Exercise directions ▸ Your answer should be a single number: the count of lines that include "Behaviourism".

Stored data entries
■ ■ ■ ■ ■

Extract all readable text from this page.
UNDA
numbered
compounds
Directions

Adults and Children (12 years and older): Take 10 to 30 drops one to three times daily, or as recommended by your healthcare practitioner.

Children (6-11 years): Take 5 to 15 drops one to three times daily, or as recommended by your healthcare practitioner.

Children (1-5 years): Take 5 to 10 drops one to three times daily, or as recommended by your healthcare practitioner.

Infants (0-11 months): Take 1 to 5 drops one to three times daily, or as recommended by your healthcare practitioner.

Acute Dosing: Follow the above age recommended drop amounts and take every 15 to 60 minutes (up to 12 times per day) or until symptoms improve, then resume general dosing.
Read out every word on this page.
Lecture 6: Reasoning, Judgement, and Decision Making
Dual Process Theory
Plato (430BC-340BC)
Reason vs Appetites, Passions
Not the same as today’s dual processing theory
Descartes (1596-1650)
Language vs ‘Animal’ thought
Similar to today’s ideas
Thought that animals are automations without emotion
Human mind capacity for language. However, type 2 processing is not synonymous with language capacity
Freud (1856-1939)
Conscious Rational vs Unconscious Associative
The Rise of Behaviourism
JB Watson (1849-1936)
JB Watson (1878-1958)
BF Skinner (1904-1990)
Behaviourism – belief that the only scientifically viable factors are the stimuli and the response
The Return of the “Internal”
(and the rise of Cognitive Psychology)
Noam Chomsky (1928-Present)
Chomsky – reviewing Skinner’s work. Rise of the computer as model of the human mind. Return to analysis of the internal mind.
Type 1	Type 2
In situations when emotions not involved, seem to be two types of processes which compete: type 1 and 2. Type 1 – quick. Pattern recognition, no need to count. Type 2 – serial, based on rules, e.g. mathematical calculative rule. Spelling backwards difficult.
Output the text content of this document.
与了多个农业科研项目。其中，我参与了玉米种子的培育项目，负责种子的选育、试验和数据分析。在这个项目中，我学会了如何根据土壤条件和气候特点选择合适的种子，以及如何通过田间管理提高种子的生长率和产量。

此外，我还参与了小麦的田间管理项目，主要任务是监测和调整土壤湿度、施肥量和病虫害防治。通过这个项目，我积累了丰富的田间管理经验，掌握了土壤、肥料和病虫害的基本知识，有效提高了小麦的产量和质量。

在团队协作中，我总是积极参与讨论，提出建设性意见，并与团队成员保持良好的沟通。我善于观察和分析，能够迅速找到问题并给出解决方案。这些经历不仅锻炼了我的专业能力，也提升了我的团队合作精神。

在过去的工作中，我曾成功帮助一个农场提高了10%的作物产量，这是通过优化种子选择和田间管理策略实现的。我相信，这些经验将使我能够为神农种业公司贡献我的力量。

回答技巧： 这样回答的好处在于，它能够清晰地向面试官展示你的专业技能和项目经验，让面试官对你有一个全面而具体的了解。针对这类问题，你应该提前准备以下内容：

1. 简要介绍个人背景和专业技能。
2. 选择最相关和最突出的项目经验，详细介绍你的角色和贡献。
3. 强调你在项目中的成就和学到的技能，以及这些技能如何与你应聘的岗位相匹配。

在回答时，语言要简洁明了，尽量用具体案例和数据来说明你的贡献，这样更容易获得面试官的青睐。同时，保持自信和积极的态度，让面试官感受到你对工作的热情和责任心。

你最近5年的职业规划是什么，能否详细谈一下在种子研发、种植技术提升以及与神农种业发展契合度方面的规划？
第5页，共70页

■ ■ ■ ■ ■

Written reply ▸ 2